Take down each entry exactly as written.

===============

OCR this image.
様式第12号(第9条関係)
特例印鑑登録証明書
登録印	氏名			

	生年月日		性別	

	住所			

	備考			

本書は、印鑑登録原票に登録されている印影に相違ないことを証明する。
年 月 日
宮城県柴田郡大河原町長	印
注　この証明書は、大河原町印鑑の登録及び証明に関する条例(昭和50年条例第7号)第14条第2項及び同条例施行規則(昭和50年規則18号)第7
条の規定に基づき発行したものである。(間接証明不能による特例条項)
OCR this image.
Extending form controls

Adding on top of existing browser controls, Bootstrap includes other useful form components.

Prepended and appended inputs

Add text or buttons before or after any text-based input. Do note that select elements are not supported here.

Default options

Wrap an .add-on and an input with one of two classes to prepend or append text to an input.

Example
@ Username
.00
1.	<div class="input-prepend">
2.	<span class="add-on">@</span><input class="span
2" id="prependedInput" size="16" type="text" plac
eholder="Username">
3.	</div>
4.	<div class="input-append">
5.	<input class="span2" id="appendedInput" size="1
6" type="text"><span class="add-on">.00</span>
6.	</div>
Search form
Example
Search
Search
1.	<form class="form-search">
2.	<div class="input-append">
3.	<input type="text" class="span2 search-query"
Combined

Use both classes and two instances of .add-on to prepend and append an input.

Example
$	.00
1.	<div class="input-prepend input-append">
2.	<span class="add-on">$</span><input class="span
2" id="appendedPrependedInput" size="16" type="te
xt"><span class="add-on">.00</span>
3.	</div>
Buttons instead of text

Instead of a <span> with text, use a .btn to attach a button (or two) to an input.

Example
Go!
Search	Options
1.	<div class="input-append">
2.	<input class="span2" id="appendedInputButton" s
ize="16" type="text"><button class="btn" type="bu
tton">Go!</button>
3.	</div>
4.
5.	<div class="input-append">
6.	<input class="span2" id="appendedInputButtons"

===============

WRITTEN ANSWER:
OCR this image.
様式第12号(第9条関係)
特例印鑑登録証明書
登録印	氏名			

	生年月日		性別	

	住所			

	備考			

本書は、印鑑登録原票に登録されている印影に相違ないことを証明する。
年 月 日
宮城県柴田郡大河原町長	印
注　この証明書は、大河原町印鑑の登録及び証明に関する条例(昭和50年条例第7号)第14条第2項及び同条例施行規則(昭和50年規則18号)第7
条の規定に基づき発行したものである。(間接証明不能による特例条項)
OCR this image.
Extending form controls

Adding on top of existing browser controls, Bootstrap includes other useful form components.

Prepended and appended inputs

Add text or buttons before or after any text-based input. Do note that select elements are not supported here.

Default options

Wrap an .add-on and an input with one of two classes to prepend or append text to an input.

Example
@ Username
.00
1.	<div class="input-prepend">
2.	<span class="add-on">@</span><input class="span
2" id="prependedInput" size="16" type="text" plac
eholder="Username">
3.	</div>
4.	<div class="input-append">
5.	<input class="span2" id="appendedInput" size="1
6" type="text"><span class="add-on">.00</span>
6.	</div>
Search form
Example
Search
Search
1.	<form class="form-search">
2.	<div class="input-append">
3.	<input type="text" class="span2 search-query"
Combined

Use both classes and two instances of .add-on to prepend and append an input.

Example
$	.00
1.	<div class="input-prepend input-append">
2.	<span class="add-on">$</span><input class="span
2" id="appendedPrependedInput" size="16" type="te
xt"><span class="add-on">.00</span>
3.	</div>
Buttons instead of text

Instead of a <span> with text, use a .btn to attach a button (or two) to an input.

Example
Go!
Search	Options
1.	<div class="input-append">
2.	<input class="span2" id="appendedInputButton" s
ize="16" type="text"><button class="btn" type="bu
tton">Go!</button>
3.	</div>
4.
5.	<div class="input-append">
6.	<input class="span2" id="appendedInputButtons"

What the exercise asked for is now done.